▶ **Questions on the material**:
1. Reproduce the passage from the Pseudorhabdosynochus justinei entry from "Pseudorhabdosynochus justinei is a species" up to and including "species of Pseudorhabdosynochus.".
2. In the Pseudorhabdosynochus justinei entry, list the taxon names given under "Scientific classification" for each rank from Kingdom through Family.
3. Answer these questions using the Pseudorhabdosynochus justinei entry.
(a) On the gills of which fish is the species parasitic?
(b) What length range does the description give for the species?
(c) Where did the material for the 2009 redescription come from?

▶ **Text**:

"""

Pseudorhabdosynochus justinei

Scientific classification
- Kingdom: Animalia
- Phylum: Platyhelminthes
- Class: Monogenea
- Order: Dactylogyridea
- Family: Diplectanidae
- Genus: Pseudorhabdosynochus
- Species: P. justinei
- Binomial name: Pseudorhabdosynochus justinei Zeng & Yang, 2007

= Pseudorhabdosynochus justinei =

- Genus: Pseudorhabdosynochus
- Species: justinei
- Authority: Zeng & Yang, 2007

Species of flatworm

Pseudorhabdosynochus justinei is a species of diplectanid monogenean that is parasitic on the gills of the longfin grouper Epinephelus quoyanus. It was described in 2007 by Binjian Zeng and Tingbao Yang from material from the South China Sea, and redescribed in 2009 by Justine, Dupoux & Cribb from material from off Queensland, Australia.

==Description==
Pseudorhabdosynochus justinei is a small monogenean, 0.3-0.5 mm in length. The species has the general characteristics of other species of Pseudorhabdosynochus, with a flat body and a posterior haptor, which is the organ by which the monogenean attaches itself to the gill of is host. The haptor bears two squamodiscs, one ventral and one dorsal. The sclerotized male copulatory organ, or "quadriloculate organ", has the shape of a bean with four internal chambers, as in other species of Pseudorhabdosynochus.

"""

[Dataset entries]
"""

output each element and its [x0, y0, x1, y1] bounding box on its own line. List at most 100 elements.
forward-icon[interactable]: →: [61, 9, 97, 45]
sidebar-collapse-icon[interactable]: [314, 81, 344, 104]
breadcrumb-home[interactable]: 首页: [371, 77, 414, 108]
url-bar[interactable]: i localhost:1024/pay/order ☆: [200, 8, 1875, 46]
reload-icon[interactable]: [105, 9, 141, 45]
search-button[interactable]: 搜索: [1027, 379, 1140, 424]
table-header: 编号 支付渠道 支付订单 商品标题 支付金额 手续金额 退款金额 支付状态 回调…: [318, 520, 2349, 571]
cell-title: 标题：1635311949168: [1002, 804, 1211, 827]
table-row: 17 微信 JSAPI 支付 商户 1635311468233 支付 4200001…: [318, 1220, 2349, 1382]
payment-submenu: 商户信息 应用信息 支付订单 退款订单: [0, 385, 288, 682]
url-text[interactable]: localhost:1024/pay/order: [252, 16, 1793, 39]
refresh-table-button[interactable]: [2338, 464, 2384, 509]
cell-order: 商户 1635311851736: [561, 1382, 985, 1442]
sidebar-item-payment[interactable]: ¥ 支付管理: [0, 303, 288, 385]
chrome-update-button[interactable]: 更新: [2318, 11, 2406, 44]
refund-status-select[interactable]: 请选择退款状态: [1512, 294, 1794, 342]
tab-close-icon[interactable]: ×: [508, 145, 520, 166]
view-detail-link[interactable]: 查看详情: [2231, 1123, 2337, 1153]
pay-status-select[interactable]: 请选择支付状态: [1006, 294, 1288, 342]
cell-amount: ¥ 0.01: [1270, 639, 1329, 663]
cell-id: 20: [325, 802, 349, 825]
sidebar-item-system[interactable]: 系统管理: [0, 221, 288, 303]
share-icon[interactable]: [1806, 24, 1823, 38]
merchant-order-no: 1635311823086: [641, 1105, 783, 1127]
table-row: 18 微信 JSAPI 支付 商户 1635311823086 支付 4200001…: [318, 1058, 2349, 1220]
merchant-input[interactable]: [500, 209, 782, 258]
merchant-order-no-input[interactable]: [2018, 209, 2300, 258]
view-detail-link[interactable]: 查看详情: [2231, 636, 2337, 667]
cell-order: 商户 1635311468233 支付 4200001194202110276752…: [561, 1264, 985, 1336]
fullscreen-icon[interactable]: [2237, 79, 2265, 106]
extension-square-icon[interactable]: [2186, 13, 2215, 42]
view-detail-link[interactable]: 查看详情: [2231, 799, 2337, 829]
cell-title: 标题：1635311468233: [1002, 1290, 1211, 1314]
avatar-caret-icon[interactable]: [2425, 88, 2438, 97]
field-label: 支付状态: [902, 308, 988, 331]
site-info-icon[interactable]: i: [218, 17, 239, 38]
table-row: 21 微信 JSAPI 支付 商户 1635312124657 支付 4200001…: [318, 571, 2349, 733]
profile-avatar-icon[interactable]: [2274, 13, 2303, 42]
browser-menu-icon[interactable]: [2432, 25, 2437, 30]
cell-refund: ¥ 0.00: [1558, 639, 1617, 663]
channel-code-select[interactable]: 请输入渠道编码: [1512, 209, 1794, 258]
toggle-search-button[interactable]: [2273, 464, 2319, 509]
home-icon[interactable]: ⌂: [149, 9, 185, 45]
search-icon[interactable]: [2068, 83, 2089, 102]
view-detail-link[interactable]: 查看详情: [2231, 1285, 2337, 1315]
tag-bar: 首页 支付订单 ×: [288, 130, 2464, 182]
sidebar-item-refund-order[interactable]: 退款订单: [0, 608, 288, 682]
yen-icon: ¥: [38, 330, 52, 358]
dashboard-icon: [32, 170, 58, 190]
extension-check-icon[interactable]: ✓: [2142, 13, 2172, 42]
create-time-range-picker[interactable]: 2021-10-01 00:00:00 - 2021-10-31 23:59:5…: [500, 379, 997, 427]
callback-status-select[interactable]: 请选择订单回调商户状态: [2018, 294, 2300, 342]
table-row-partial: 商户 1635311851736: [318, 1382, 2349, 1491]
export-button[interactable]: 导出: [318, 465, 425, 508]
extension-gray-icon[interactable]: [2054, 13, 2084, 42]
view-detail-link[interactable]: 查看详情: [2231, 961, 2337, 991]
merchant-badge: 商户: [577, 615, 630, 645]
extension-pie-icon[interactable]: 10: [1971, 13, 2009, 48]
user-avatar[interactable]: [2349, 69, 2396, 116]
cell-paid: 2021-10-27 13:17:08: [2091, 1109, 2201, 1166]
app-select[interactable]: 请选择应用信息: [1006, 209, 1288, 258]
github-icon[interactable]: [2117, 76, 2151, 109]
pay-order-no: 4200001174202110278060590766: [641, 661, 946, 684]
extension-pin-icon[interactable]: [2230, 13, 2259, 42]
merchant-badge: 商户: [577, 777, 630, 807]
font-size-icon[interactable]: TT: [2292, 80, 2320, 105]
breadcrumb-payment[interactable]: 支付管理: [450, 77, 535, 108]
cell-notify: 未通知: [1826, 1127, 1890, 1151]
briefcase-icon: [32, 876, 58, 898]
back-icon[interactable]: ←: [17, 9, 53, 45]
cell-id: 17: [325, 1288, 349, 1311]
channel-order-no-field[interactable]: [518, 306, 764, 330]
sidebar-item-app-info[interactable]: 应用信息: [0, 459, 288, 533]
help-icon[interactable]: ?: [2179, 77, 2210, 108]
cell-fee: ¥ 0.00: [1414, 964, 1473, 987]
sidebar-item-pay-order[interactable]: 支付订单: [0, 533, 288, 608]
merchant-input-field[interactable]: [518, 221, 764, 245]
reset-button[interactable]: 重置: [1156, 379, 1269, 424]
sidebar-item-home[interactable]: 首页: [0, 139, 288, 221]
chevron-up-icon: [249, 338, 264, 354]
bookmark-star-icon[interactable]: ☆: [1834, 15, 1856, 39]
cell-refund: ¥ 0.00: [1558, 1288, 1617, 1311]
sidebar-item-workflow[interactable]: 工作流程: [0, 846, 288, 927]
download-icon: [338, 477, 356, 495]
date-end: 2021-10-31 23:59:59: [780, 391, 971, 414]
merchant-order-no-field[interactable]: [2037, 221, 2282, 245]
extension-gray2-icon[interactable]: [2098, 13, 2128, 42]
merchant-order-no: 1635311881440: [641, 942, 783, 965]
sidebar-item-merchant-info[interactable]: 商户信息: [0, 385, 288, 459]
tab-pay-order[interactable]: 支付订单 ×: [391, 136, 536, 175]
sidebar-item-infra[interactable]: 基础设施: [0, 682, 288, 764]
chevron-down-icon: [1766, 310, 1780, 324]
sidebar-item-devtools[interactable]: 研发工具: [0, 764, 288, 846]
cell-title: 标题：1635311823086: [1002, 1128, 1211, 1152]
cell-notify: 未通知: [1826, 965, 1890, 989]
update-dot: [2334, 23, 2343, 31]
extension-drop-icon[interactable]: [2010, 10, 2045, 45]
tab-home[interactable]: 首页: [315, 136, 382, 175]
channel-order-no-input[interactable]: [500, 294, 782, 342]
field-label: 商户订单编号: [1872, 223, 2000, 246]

"""

▶ **Answers for this exercise**:
1.
Pseudorhabdosynochus justinei is a species of diplectanid monogenean that is parasitic on the gills of the longfin grouper Epinephelus quoyanus. It was described in 2007 by Binjian Zeng and Tingbao Yang from material from the South China Sea, and redescribed in 2009 by Justine, Dupoux & Cribb from material from off Queensland, Australia.

==Description==
Pseudorhabdosynochus justinei is a small monogenean, 0.3-0.5 mm in length. The species has the general characteristics of other species of Pseudorhabdosynochus, with a flat body and a posterior haptor, which is the organ by which the monogenean attaches itself to the gill of is host. The haptor bears two squamodiscs, one ventral and one dorsal. The sclerotized male copulatory organ, or "quadriloculate organ", has the shape of a bean with four internal chambers, as in other species of Pseudorhabdosynochus.

2. Animalia, Platyhelminthes, Monogenea, Dactylogyridea, Diplectanidae

3.
(a) The longfin grouper Epinephelus quoyanus
(b) 0.3-0.5 mm
(c) Off Queensland, Australia